### Data entries
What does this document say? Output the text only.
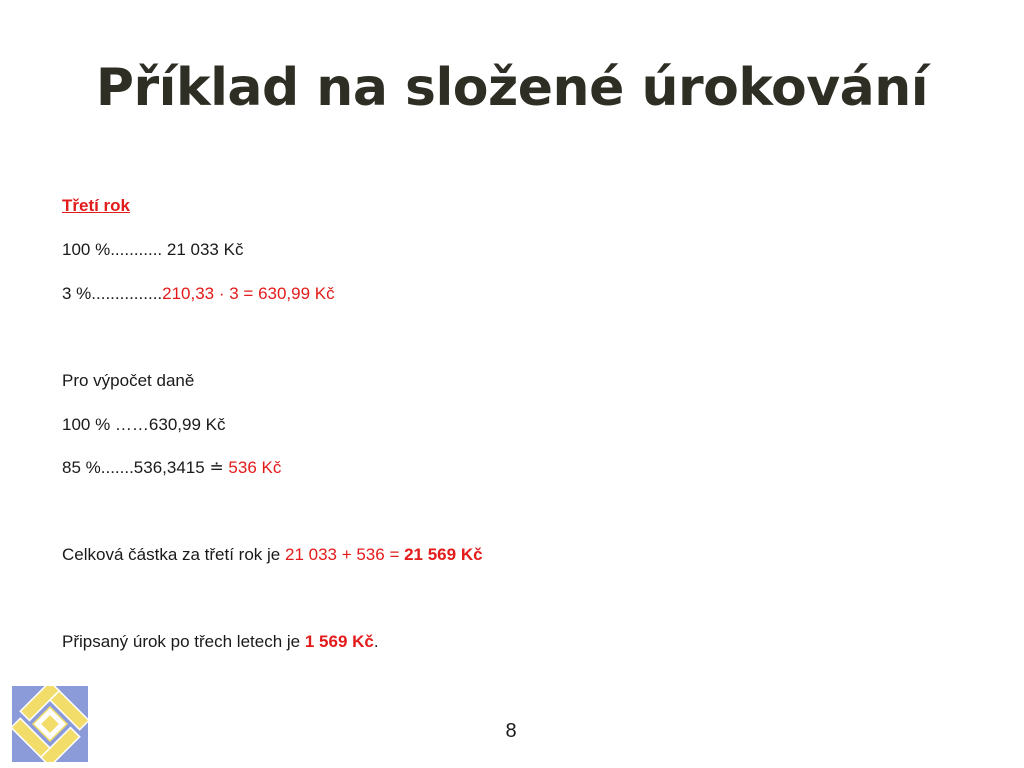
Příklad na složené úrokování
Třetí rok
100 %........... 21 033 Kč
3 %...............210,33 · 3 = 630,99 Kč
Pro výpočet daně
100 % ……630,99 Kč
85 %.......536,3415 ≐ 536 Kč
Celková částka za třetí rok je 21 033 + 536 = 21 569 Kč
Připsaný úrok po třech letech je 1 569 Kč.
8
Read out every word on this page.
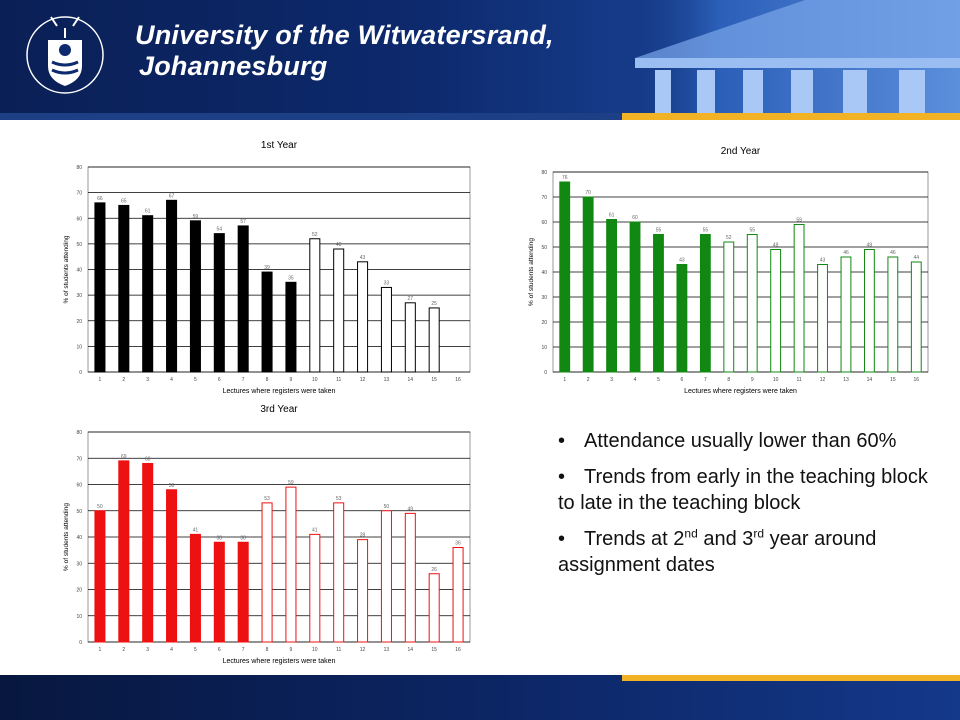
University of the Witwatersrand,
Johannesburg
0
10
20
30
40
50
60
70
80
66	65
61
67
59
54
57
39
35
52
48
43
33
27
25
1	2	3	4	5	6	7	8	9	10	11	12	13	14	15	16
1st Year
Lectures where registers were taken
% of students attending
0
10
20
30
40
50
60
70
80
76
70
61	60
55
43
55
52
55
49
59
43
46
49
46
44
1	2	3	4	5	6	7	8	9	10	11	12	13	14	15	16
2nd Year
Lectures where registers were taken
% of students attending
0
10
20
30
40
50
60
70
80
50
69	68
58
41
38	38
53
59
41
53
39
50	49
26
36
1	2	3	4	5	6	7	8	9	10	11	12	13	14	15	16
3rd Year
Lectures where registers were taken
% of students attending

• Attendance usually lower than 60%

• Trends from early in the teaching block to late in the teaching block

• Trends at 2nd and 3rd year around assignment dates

### WHAT YOU SHOULD DO
Output every entry exactly as given; pictures are not part of the copy.

### EXERCISE OUTPUT
What does this document say? Output the text only.
Příklad na složené úrokování
Třetí rok
100 %........... 21 033 Kč
3 %...............210,33 · 3 = 630,99 Kč
Pro výpočet daně
100 % ……630,99 Kč
85 %.......536,3415 ≐ 536 Kč
Celková částka za třetí rok je 21 033 + 536 = 21 569 Kč
Připsaný úrok po třech letech je 1 569 Kč.
8
Read out every word on this page.
University of the Witwatersrand,
Johannesburg
0
10
20
30
40
50
60
70
80
66	65
61
67
59
54
57
39
35
52
48
43
33
27
25
1	2	3	4	5	6	7	8	9	10	11	12	13	14	15	16
1st Year
Lectures where registers were taken
% of students attending
0
10
20
30
40
50
60
70
80
76
70
61	60
55
43
55
52
55
49
59
43
46
49
46
44
1	2	3	4	5	6	7	8	9	10	11	12	13	14	15	16
2nd Year
Lectures where registers were taken
% of students attending
0
10
20
30
40
50
60
70
80
50
69	68
58
41
38	38
53
59
41
53
39
50	49
26
36
1	2	3	4	5	6	7	8	9	10	11	12	13	14	15	16
3rd Year
Lectures where registers were taken
% of students attending

• Attendance usually lower than 60%

• Trends from early in the teaching block to late in the teaching block

• Trends at 2nd and 3rd year around assignment dates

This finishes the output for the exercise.